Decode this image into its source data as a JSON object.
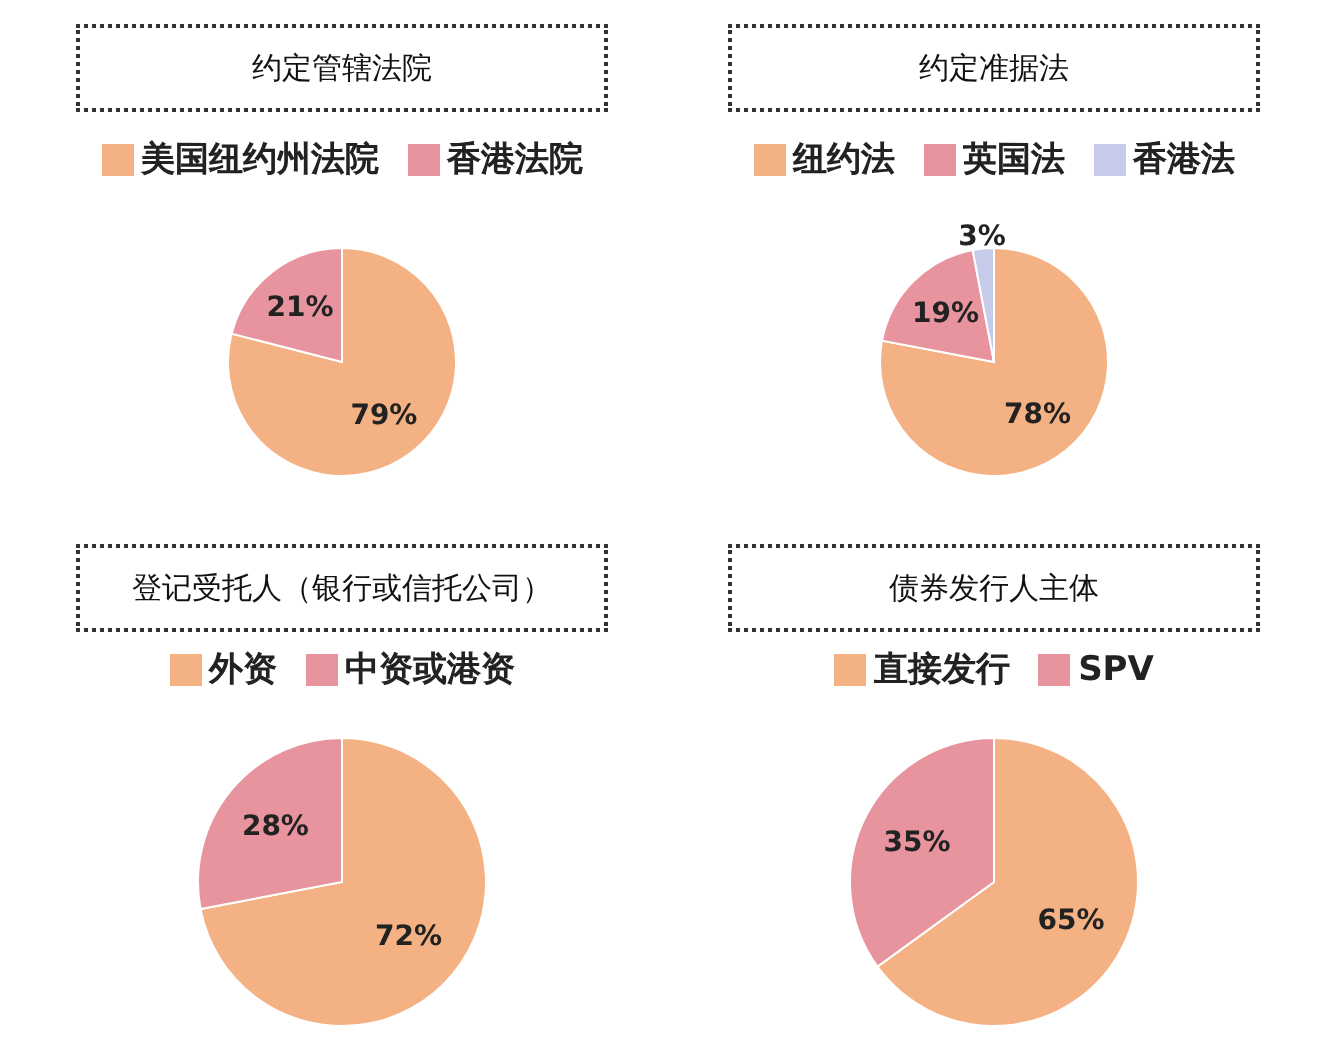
{
  "chart_data": [
    {
      "type": "pie",
      "title": "约定管辖法院",
      "categories": [
        "美国纽约州法院",
        "香港法院"
      ],
      "values": [
        79,
        21
      ],
      "value_labels": [
        "79%",
        "21%"
      ],
      "colors": [
        "#f4b183",
        "#e8949f"
      ],
      "legend": "top"
    },
    {
      "type": "pie",
      "title": "约定准据法",
      "categories": [
        "纽约法",
        "英国法",
        "香港法"
      ],
      "values": [
        78,
        19,
        3
      ],
      "value_labels": [
        "78%",
        "19%",
        "3%"
      ],
      "colors": [
        "#f4b183",
        "#e8949f",
        "#c5cbe8"
      ],
      "legend": "top"
    },
    {
      "type": "pie",
      "title": "登记受托人（银行或信托公司）",
      "categories": [
        "外资",
        "中资或港资"
      ],
      "values": [
        72,
        28
      ],
      "value_labels": [
        "72%",
        "28%"
      ],
      "colors": [
        "#f4b183",
        "#e8949f"
      ],
      "legend": "top"
    },
    {
      "type": "pie",
      "title": "债券发行人主体",
      "categories": [
        "直接发行",
        "SPV"
      ],
      "values": [
        65,
        35
      ],
      "value_labels": [
        "65%",
        "35%"
      ],
      "colors": [
        "#f4b183",
        "#e8949f"
      ],
      "legend": "top"
    }
  ]
}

———

→ Your goal: The pictures should not appear in the copy; every other part of the records above must be returned exactly.

→ Expected output:
Decode this image into its source data as a JSON object.
{
  "chart_data": [
    {
      "type": "pie",
      "title": "约定管辖法院",
      "categories": [
        "美国纽约州法院",
        "香港法院"
      ],
      "values": [
        79,
        21
      ],
      "value_labels": [
        "79%",
        "21%"
      ],
      "colors": [
        "#f4b183",
        "#e8949f"
      ],
      "legend": "top"
    },
    {
      "type": "pie",
      "title": "约定准据法",
      "categories": [
        "纽约法",
        "英国法",
        "香港法"
      ],
      "values": [
        78,
        19,
        3
      ],
      "value_labels": [
        "78%",
        "19%",
        "3%"
      ],
      "colors": [
        "#f4b183",
        "#e8949f",
        "#c5cbe8"
      ],
      "legend": "top"
    },
    {
      "type": "pie",
      "title": "登记受托人（银行或信托公司）",
      "categories": [
        "外资",
        "中资或港资"
      ],
      "values": [
        72,
        28
      ],
      "value_labels": [
        "72%",
        "28%"
      ],
      "colors": [
        "#f4b183",
        "#e8949f"
      ],
      "legend": "top"
    },
    {
      "type": "pie",
      "title": "债券发行人主体",
      "categories": [
        "直接发行",
        "SPV"
      ],
      "values": [
        65,
        35
      ],
      "value_labels": [
        "65%",
        "35%"
      ],
      "colors": [
        "#f4b183",
        "#e8949f"
      ],
      "legend": "top"
    }
  ]
}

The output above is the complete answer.